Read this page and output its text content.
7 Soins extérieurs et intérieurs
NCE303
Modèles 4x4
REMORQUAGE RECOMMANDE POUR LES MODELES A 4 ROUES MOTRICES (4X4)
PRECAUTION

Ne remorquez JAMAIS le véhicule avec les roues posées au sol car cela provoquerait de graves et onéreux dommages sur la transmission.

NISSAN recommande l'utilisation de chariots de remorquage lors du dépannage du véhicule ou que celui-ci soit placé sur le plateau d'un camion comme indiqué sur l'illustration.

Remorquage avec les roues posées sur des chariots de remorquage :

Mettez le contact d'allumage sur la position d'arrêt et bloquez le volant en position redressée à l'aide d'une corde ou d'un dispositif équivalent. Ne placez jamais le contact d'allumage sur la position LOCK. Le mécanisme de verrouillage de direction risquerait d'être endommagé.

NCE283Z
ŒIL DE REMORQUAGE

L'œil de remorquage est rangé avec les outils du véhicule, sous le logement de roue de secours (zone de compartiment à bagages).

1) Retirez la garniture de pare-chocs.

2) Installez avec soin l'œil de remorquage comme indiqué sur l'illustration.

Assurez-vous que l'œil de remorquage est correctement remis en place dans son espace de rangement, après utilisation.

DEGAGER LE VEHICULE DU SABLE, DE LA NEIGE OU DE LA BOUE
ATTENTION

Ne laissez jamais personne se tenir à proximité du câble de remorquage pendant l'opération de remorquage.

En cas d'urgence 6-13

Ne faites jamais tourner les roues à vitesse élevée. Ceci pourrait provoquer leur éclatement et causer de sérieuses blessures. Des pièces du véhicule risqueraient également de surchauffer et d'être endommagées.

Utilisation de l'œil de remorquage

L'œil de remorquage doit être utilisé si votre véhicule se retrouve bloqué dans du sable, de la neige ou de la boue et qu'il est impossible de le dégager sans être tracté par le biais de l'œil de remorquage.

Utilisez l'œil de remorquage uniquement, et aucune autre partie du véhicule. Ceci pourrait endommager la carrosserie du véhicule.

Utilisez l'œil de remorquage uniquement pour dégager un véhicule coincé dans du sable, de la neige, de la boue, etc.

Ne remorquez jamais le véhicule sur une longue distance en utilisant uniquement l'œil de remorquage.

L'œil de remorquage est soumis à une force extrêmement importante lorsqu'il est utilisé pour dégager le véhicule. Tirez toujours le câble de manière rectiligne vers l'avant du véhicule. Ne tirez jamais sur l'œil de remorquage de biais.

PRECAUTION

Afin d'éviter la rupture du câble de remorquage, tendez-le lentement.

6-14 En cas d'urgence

# Do this:
Return each line of the data exactly as written above.

# Task solution:
Read this page and output its text content.
7 Soins extérieurs et intérieurs
NCE303
Modèles 4x4
REMORQUAGE RECOMMANDE POUR LES MODELES A 4 ROUES MOTRICES (4X4)
PRECAUTION

Ne remorquez JAMAIS le véhicule avec les roues posées au sol car cela provoquerait de graves et onéreux dommages sur la transmission.

NISSAN recommande l'utilisation de chariots de remorquage lors du dépannage du véhicule ou que celui-ci soit placé sur le plateau d'un camion comme indiqué sur l'illustration.

Remorquage avec les roues posées sur des chariots de remorquage :

Mettez le contact d'allumage sur la position d'arrêt et bloquez le volant en position redressée à l'aide d'une corde ou d'un dispositif équivalent. Ne placez jamais le contact d'allumage sur la position LOCK. Le mécanisme de verrouillage de direction risquerait d'être endommagé.

NCE283Z
ŒIL DE REMORQUAGE

L'œil de remorquage est rangé avec les outils du véhicule, sous le logement de roue de secours (zone de compartiment à bagages).

1) Retirez la garniture de pare-chocs.

2) Installez avec soin l'œil de remorquage comme indiqué sur l'illustration.

Assurez-vous que l'œil de remorquage est correctement remis en place dans son espace de rangement, après utilisation.

DEGAGER LE VEHICULE DU SABLE, DE LA NEIGE OU DE LA BOUE
ATTENTION

Ne laissez jamais personne se tenir à proximité du câble de remorquage pendant l'opération de remorquage.

En cas d'urgence 6-13

Ne faites jamais tourner les roues à vitesse élevée. Ceci pourrait provoquer leur éclatement et causer de sérieuses blessures. Des pièces du véhicule risqueraient également de surchauffer et d'être endommagées.

Utilisation de l'œil de remorquage

L'œil de remorquage doit être utilisé si votre véhicule se retrouve bloqué dans du sable, de la neige ou de la boue et qu'il est impossible de le dégager sans être tracté par le biais de l'œil de remorquage.

Utilisez l'œil de remorquage uniquement, et aucune autre partie du véhicule. Ceci pourrait endommager la carrosserie du véhicule.

Utilisez l'œil de remorquage uniquement pour dégager un véhicule coincé dans du sable, de la neige, de la boue, etc.

Ne remorquez jamais le véhicule sur une longue distance en utilisant uniquement l'œil de remorquage.

L'œil de remorquage est soumis à une force extrêmement importante lorsqu'il est utilisé pour dégager le véhicule. Tirez toujours le câble de manière rectiligne vers l'avant du véhicule. Ne tirez jamais sur l'œil de remorquage de biais.

PRECAUTION

Afin d'éviter la rupture du câble de remorquage, tendez-le lentement.

6-14 En cas d'urgence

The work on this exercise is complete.